#### INPUT ROWS:
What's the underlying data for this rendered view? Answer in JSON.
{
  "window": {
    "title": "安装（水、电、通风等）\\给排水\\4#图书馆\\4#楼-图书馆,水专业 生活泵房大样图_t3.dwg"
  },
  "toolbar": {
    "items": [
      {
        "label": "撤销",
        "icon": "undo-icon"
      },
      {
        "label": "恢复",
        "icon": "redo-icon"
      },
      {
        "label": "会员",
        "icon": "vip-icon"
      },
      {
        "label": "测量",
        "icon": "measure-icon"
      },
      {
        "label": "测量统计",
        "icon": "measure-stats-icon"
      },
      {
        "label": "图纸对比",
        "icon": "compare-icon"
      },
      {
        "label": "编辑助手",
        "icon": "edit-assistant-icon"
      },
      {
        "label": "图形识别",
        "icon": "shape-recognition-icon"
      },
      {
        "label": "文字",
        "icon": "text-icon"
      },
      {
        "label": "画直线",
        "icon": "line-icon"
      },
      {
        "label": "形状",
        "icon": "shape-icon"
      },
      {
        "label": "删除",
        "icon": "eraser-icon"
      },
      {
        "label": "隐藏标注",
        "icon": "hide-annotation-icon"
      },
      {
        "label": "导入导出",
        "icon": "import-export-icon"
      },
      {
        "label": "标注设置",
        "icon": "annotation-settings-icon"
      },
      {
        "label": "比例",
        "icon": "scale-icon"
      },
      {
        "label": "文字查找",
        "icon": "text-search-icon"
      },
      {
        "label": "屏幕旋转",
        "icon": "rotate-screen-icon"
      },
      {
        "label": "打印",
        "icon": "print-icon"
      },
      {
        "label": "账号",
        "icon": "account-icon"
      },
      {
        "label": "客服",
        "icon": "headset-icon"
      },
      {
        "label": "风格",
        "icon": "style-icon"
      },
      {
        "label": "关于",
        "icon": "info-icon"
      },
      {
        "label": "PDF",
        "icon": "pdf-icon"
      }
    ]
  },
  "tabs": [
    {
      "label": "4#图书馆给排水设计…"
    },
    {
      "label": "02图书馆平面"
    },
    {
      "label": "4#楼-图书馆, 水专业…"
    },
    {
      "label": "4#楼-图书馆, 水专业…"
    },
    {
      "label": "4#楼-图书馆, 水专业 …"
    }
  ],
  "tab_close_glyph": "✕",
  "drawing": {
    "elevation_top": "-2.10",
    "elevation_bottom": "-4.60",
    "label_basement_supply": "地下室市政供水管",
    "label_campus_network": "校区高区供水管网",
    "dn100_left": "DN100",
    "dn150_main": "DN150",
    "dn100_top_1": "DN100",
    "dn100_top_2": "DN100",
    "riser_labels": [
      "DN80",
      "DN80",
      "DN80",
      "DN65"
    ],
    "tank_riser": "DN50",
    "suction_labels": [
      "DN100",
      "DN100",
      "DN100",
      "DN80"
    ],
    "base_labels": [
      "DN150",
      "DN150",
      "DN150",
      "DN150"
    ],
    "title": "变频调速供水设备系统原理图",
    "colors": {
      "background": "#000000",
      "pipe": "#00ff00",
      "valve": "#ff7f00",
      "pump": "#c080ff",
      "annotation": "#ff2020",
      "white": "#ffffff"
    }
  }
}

#### GIVEN PROBLEM:
Print every record exactly as it was given.

#### WORKED ANSWER:
What's the underlying data for this rendered view? Answer in JSON.
{
  "window": {
    "title": "安装（水、电、通风等）\\给排水\\4#图书馆\\4#楼-图书馆,水专业 生活泵房大样图_t3.dwg"
  },
  "toolbar": {
    "items": [
      {
        "label": "撤销",
        "icon": "undo-icon"
      },
      {
        "label": "恢复",
        "icon": "redo-icon"
      },
      {
        "label": "会员",
        "icon": "vip-icon"
      },
      {
        "label": "测量",
        "icon": "measure-icon"
      },
      {
        "label": "测量统计",
        "icon": "measure-stats-icon"
      },
      {
        "label": "图纸对比",
        "icon": "compare-icon"
      },
      {
        "label": "编辑助手",
        "icon": "edit-assistant-icon"
      },
      {
        "label": "图形识别",
        "icon": "shape-recognition-icon"
      },
      {
        "label": "文字",
        "icon": "text-icon"
      },
      {
        "label": "画直线",
        "icon": "line-icon"
      },
      {
        "label": "形状",
        "icon": "shape-icon"
      },
      {
        "label": "删除",
        "icon": "eraser-icon"
      },
      {
        "label": "隐藏标注",
        "icon": "hide-annotation-icon"
      },
      {
        "label": "导入导出",
        "icon": "import-export-icon"
      },
      {
        "label": "标注设置",
        "icon": "annotation-settings-icon"
      },
      {
        "label": "比例",
        "icon": "scale-icon"
      },
      {
        "label": "文字查找",
        "icon": "text-search-icon"
      },
      {
        "label": "屏幕旋转",
        "icon": "rotate-screen-icon"
      },
      {
        "label": "打印",
        "icon": "print-icon"
      },
      {
        "label": "账号",
        "icon": "account-icon"
      },
      {
        "label": "客服",
        "icon": "headset-icon"
      },
      {
        "label": "风格",
        "icon": "style-icon"
      },
      {
        "label": "关于",
        "icon": "info-icon"
      },
      {
        "label": "PDF",
        "icon": "pdf-icon"
      }
    ]
  },
  "tabs": [
    {
      "label": "4#图书馆给排水设计…"
    },
    {
      "label": "02图书馆平面"
    },
    {
      "label": "4#楼-图书馆, 水专业…"
    },
    {
      "label": "4#楼-图书馆, 水专业…"
    },
    {
      "label": "4#楼-图书馆, 水专业 …"
    }
  ],
  "tab_close_glyph": "✕",
  "drawing": {
    "elevation_top": "-2.10",
    "elevation_bottom": "-4.60",
    "label_basement_supply": "地下室市政供水管",
    "label_campus_network": "校区高区供水管网",
    "dn100_left": "DN100",
    "dn150_main": "DN150",
    "dn100_top_1": "DN100",
    "dn100_top_2": "DN100",
    "riser_labels": [
      "DN80",
      "DN80",
      "DN80",
      "DN65"
    ],
    "tank_riser": "DN50",
    "suction_labels": [
      "DN100",
      "DN100",
      "DN100",
      "DN80"
    ],
    "base_labels": [
      "DN150",
      "DN150",
      "DN150",
      "DN150"
    ],
    "title": "变频调速供水设备系统原理图",
    "colors": {
      "background": "#000000",
      "pipe": "#00ff00",
      "valve": "#ff7f00",
      "pump": "#c080ff",
      "annotation": "#ff2020",
      "white": "#ffffff"
    }
  }
}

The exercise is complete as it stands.